▸ **AUFGABEN UND ÜBUNGEN**
**1.** Wie viele Tage war das Paket laut dem Reisebericht insgesamt unterwegs?
**2.** Schreibe aus dem Reisebericht den Abschnitt von „Ich hatte das“ bis „getroffen zu haben.“ genau ab.
**3.** Knüpfe an den letzten Satz des Reiseberichts an und schreibe ihn weiter.

Ich hatte das erste Mal richtig Heimweh. Ich sehnte mich nach gleich denkenden Menschen und nach der Möglichkeit, mich mal wieder richtig unterhalten zu können. Zu meiner seelischen Entlastung griff ich immer öfters zu meinem MP3 player und hörte „Neue deutsche Welle“.
Zufälligerweise traf ich Stephan, ein Weitwanderer, der zu Fuß von Deutschland nach Tibet unterwegs ist und mich mit seiner ruhigen Art beeindruckte. Er gab mir ein paar neue Sichtweisen mit auf den Weg, die vor allem meine Reisegeschwindigkeit betrafen. Weniger ist oft mehr und da gab ich ihm absolut Recht. Es war ein spannender Abend und es war eines dieser menschlichen Begegnungen, die noch lange nachwirken werden. Ich war dankbar ihn getroffen zu haben.
Fast täglich ging ich zur Post, doch jeder Versuch den Postweg in irgendeiner Form zu beschleunigen scheiterte. Am Ende wartete ich ganze 16 Tage in der Stadt und das Paket war insgesamt 30 lange Tage unterwegs gewesen. Am Tag an dem das Paket in Erzurum eintraf, wurde ich per Postauto ins Postlager gefahren, suchte dort zusammen mit einem Angestellten unter einem riesigen Haufen Pakete meines heraus und wurde netterweise sogar per Postauto wieder zur WG zurück gefahren.

▸ **AUSGELESENES MATERIAL**
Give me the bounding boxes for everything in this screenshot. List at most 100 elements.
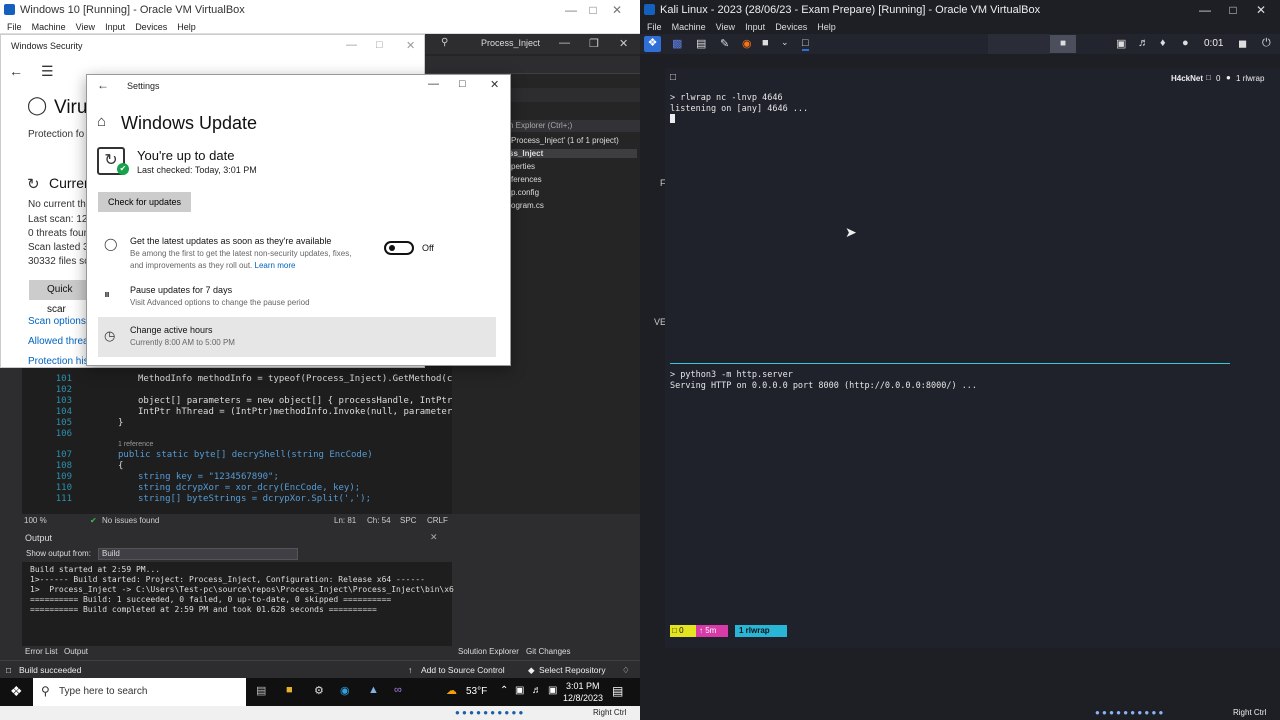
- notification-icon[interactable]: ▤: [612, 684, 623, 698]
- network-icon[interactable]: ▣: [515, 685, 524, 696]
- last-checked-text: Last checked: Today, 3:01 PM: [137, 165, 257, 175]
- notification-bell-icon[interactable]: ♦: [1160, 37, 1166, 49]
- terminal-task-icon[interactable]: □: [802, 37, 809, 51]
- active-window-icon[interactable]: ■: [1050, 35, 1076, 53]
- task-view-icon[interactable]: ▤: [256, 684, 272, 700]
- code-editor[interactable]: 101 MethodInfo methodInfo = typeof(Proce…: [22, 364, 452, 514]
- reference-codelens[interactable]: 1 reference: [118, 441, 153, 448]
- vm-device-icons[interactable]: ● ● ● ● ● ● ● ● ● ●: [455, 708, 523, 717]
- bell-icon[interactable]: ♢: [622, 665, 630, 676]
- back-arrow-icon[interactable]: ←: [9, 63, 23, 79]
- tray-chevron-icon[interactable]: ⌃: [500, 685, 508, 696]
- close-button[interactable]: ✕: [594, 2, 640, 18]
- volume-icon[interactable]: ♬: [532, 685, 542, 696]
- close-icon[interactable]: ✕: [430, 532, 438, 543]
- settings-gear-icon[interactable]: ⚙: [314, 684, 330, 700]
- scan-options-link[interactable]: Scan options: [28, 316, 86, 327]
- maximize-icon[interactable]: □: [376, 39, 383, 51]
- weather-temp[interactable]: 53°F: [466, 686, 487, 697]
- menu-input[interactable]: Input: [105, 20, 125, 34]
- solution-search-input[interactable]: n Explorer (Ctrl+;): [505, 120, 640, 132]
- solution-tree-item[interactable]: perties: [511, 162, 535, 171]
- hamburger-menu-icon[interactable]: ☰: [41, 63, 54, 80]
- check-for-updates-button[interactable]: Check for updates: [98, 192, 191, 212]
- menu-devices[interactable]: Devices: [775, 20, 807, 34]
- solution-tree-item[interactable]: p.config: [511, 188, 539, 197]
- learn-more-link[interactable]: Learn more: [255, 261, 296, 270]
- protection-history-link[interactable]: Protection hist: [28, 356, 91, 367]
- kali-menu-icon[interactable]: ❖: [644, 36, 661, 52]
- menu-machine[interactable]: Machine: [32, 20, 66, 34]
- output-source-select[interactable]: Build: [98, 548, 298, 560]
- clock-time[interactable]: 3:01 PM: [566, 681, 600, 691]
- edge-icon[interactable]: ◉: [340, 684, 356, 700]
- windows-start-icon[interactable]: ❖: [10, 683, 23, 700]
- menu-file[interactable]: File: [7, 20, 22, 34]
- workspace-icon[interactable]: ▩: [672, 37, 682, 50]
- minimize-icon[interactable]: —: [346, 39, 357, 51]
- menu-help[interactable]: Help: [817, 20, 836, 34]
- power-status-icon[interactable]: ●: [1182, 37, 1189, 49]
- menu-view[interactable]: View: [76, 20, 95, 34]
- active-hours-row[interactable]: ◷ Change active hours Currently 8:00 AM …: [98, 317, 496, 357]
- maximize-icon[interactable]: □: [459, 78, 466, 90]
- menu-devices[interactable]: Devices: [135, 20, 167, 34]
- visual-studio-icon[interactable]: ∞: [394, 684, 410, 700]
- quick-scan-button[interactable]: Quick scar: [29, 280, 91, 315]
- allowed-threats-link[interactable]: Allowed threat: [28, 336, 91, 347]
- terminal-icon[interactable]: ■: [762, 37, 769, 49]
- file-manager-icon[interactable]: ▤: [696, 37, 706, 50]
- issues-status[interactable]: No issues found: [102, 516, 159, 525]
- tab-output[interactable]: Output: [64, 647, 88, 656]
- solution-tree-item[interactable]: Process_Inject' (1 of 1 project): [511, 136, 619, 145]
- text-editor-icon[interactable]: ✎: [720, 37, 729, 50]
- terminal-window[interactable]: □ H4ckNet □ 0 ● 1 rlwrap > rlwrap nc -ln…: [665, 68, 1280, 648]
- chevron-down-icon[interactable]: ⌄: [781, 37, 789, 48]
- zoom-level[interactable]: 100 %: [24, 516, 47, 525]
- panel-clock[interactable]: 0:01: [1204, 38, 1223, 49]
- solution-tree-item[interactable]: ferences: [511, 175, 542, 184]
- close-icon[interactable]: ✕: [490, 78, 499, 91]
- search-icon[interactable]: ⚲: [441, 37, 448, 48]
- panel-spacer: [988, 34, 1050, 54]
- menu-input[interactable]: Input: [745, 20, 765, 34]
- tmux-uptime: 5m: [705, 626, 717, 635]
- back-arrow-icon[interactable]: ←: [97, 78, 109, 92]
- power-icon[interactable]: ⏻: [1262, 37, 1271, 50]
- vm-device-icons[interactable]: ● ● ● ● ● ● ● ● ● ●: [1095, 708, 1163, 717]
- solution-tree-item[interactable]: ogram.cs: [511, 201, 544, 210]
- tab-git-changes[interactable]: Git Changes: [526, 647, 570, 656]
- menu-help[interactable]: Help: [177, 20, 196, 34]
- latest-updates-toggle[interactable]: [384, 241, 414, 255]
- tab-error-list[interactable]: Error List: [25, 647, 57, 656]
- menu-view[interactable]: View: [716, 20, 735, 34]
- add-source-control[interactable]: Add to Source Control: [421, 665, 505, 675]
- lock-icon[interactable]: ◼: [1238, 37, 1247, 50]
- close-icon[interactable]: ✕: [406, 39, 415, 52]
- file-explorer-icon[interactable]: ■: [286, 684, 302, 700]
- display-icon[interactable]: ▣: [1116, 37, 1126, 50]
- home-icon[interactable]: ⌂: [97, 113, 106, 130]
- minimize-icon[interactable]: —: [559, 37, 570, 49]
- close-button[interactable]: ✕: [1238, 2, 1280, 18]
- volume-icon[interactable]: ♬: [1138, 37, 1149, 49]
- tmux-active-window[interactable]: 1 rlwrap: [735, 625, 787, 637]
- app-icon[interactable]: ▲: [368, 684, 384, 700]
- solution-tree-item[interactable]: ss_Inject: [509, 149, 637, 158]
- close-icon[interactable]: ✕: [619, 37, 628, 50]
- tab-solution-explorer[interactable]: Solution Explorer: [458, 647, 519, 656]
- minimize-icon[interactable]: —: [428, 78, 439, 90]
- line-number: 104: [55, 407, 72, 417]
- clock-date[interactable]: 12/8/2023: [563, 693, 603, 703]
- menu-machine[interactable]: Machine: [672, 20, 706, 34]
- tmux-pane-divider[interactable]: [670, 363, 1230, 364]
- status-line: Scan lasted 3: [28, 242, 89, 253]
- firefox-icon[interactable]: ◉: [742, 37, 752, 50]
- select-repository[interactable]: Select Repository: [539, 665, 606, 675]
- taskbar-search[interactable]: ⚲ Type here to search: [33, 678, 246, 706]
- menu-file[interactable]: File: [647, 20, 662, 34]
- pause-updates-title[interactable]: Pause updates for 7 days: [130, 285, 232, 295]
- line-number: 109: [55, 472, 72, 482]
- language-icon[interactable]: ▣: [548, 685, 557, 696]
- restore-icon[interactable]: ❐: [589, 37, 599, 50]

--

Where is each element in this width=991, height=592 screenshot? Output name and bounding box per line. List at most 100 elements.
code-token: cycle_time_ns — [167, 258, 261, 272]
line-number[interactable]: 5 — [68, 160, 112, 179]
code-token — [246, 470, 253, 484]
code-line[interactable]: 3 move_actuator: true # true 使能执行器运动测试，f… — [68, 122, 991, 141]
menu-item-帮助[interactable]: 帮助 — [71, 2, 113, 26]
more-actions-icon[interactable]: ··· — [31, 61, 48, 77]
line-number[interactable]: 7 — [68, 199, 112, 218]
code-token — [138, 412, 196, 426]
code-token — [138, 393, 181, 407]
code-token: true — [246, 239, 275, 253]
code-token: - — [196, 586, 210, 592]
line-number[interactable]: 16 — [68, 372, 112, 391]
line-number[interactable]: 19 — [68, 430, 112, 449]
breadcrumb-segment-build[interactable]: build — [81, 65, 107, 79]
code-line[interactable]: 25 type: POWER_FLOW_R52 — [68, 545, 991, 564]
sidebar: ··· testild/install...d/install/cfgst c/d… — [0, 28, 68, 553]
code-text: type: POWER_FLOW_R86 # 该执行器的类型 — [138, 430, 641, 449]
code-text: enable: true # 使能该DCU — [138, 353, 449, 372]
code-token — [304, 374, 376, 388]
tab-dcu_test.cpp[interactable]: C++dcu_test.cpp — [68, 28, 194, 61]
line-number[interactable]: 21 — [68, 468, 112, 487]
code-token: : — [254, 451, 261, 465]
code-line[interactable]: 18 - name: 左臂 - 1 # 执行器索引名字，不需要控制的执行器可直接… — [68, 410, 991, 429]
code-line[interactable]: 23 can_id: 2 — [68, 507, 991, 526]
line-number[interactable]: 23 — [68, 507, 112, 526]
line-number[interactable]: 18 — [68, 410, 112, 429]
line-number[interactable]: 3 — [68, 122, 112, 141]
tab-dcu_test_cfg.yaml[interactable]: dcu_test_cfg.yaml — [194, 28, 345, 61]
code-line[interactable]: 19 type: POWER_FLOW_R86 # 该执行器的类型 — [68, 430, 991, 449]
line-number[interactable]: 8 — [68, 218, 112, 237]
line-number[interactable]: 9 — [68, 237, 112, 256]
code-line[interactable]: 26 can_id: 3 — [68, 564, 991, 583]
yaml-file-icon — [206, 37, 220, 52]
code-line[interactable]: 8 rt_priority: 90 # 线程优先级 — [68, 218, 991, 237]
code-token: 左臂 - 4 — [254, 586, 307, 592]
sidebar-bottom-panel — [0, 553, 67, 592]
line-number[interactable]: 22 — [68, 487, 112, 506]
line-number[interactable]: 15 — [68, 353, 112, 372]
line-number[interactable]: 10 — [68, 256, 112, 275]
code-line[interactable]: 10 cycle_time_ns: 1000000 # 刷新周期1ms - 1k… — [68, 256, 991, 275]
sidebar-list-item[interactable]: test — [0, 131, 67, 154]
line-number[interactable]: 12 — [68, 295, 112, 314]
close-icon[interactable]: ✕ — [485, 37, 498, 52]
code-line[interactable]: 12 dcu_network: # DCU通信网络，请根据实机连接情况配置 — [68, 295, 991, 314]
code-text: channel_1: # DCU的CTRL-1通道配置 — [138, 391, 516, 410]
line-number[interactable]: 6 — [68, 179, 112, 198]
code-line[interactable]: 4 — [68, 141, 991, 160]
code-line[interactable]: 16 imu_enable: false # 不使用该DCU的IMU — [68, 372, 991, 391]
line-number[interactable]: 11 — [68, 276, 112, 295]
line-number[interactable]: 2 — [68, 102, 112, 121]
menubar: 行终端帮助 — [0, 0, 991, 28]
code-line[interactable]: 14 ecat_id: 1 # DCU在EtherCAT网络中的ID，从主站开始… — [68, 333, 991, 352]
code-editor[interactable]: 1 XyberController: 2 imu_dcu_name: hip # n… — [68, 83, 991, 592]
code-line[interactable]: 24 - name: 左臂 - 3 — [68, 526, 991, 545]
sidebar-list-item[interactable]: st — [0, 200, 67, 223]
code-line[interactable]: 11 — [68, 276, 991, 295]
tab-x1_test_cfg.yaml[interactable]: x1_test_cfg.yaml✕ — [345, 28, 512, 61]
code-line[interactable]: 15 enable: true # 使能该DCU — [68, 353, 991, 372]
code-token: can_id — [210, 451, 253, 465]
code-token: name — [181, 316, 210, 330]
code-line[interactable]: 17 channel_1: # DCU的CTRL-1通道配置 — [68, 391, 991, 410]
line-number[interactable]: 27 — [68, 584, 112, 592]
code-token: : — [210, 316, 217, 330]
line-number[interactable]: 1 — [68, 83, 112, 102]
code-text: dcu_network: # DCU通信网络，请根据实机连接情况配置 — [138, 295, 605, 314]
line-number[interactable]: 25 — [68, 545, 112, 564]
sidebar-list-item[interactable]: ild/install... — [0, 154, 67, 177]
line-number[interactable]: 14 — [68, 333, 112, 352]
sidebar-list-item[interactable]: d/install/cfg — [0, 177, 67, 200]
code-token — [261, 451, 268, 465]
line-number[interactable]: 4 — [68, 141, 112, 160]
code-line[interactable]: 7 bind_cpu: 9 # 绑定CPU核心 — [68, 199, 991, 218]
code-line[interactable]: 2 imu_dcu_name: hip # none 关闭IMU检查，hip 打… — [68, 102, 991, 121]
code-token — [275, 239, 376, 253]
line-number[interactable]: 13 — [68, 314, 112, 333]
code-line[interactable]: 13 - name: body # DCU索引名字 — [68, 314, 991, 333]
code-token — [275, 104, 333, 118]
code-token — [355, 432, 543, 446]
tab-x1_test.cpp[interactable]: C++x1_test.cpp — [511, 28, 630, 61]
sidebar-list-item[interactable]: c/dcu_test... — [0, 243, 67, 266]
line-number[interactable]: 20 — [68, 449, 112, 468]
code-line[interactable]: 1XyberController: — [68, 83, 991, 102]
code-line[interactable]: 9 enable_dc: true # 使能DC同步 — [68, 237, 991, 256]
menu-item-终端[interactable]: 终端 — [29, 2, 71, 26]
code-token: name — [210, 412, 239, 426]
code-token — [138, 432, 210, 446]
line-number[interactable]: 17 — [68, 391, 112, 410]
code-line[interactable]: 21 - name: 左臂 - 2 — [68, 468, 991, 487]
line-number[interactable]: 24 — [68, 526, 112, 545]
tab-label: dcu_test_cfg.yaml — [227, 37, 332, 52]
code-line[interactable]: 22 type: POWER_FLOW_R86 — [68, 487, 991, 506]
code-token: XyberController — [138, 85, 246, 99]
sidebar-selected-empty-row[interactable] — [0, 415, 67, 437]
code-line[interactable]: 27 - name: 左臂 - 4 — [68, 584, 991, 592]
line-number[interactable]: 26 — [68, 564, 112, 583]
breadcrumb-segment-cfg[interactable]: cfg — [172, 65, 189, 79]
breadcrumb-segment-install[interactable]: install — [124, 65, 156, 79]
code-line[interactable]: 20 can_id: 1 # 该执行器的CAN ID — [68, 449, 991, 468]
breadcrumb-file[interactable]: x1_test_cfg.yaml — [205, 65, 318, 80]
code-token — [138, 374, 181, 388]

...

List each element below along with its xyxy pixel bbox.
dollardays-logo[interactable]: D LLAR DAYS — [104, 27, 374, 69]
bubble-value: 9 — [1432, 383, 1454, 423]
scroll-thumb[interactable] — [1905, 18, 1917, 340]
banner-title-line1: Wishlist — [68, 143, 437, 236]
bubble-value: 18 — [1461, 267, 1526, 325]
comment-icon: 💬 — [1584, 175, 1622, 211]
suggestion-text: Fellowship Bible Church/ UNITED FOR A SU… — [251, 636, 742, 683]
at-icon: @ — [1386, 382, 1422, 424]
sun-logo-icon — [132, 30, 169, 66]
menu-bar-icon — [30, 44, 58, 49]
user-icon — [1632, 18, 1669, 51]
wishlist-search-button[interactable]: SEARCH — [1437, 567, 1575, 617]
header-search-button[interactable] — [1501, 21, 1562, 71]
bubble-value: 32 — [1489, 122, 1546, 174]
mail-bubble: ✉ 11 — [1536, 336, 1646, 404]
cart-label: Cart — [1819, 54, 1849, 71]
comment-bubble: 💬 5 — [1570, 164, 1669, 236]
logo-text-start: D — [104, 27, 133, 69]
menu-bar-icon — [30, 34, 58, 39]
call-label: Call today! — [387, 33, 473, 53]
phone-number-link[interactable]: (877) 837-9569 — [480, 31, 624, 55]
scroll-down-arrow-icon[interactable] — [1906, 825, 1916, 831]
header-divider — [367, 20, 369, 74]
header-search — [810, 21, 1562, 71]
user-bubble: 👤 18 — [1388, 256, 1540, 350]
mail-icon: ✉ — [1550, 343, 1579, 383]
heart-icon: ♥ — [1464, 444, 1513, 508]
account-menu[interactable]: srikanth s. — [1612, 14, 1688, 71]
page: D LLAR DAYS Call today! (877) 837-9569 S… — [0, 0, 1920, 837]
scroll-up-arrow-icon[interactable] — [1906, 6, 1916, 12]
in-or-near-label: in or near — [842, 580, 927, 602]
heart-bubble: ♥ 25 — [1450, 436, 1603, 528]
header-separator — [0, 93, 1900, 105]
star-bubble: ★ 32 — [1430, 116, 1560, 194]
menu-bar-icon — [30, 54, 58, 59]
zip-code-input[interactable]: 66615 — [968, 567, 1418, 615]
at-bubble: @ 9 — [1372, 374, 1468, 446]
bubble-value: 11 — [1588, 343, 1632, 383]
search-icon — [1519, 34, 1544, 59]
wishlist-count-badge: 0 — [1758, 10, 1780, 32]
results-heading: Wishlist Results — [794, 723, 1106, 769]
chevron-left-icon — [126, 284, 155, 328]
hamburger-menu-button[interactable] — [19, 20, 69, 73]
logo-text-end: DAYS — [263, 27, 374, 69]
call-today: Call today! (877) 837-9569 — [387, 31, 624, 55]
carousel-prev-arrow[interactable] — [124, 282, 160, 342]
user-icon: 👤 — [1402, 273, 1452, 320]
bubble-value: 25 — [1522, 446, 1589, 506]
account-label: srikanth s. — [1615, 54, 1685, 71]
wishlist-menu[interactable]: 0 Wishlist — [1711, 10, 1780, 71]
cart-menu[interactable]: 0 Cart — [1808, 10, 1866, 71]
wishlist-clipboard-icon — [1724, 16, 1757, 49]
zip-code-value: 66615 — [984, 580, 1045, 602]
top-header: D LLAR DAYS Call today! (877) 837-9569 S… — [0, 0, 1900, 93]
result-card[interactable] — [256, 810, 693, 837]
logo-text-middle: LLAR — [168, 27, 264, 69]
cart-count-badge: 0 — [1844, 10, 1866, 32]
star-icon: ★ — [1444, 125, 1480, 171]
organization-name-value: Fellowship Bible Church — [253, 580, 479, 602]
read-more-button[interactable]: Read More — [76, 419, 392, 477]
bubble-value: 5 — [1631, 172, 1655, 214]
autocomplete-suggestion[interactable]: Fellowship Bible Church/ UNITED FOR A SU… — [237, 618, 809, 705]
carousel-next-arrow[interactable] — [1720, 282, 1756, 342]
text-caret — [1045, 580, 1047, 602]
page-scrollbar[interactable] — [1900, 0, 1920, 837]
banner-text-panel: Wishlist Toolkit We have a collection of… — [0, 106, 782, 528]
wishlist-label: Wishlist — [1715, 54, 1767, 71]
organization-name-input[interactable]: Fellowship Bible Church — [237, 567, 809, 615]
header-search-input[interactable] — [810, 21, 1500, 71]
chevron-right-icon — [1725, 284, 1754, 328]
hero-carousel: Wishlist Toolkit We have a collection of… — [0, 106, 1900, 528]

▸ **LÖSUNGEN DER AUFGABEN**
**1.** 30 Tage.

**2.**
Ich hatte das erste Mal richtig Heimweh. Ich sehnte mich nach gleich denkenden Menschen und nach der Möglichkeit, mich mal wieder richtig unterhalten zu können. Zu meiner seelischen Entlastung griff ich immer öfters zu meinem MP3 player und hörte „Neue deutsche Welle“.
Zufälligerweise traf ich Stephan, ein Weitwanderer, der zu Fuß von Deutschland nach Tibet unterwegs ist und mich mit seiner ruhigen Art beeindruckte. Er gab mir ein paar neue Sichtweisen mit auf den Weg, die vor allem meine Reisegeschwindigkeit betrafen. Weniger ist oft mehr und da gab ich ihm absolut Recht. Es war ein spannender Abend und es war eines dieser menschlichen Begegnungen, die noch lange nachwirken werden. Ich war dankbar ihn getroffen zu haben.

**3.**
Irgendwie war ich ausgebrannt, müde und lustlos. Die Türkei hatte mich viel Energie gekostet und somit hatte ich das Gefühl ein wenig Abstand zu brauchen. Abstand vom Islam, Abstand von einer Männerdominierenden Gesellschaft. Ich kam mit der Kultur einfach nicht klar. Ich verstehe nun auch immer mehr warum viele Türken bei uns im Land Integrationsprobleme haben.
Der kulturelle Unterschied ist einfach zu groß. Die Welt rückt immer näher zusammen, die Globalisierung ist in vollem Gange und doch sind die verschiedenen Kulturen noch Lichtjahre voneinander entfernt.
Ich kam an den Punkt mir selber eingestehen, dass ich meine westliche Denkweise nicht einfach ablegen kann und mich in die Gedankenwelten einer türkischen Frau oder eines türkischen Mannes wieder finden kann. Ich fing an zu akzeptieren und nicht mehr zu hinterfragen.
Ich wollte einfach für eine Weile meine Ruhe haben.
Um neue Kraft zu tanken wählte ich die Route Richtung Norden. So vorbelastet wie ich war, wäre es unangebracht gewesen, sofort in den Iran zu fahren.
Somit wollte ich den Kaukasus Staaten noch einen Besuch abstatten, obwohl mir durchaus bewusst war, wie kalt es werden wird.
Pünktlich mit meiner Abfahrt fing es an zu regnen. Super, auch das noch. Ich tat mir schwer wieder im Sattel zu sitzen, gegen den Regen und die Kälte zu kämpfen und ebenso gegen die Gedanken, die ständig in die gleiche Richtung gingen. Warum mache ich das eigentlich?
Zeitgleich mit mir war ein Iraner am Grenzposten. Man ließ ihn nicht passieren.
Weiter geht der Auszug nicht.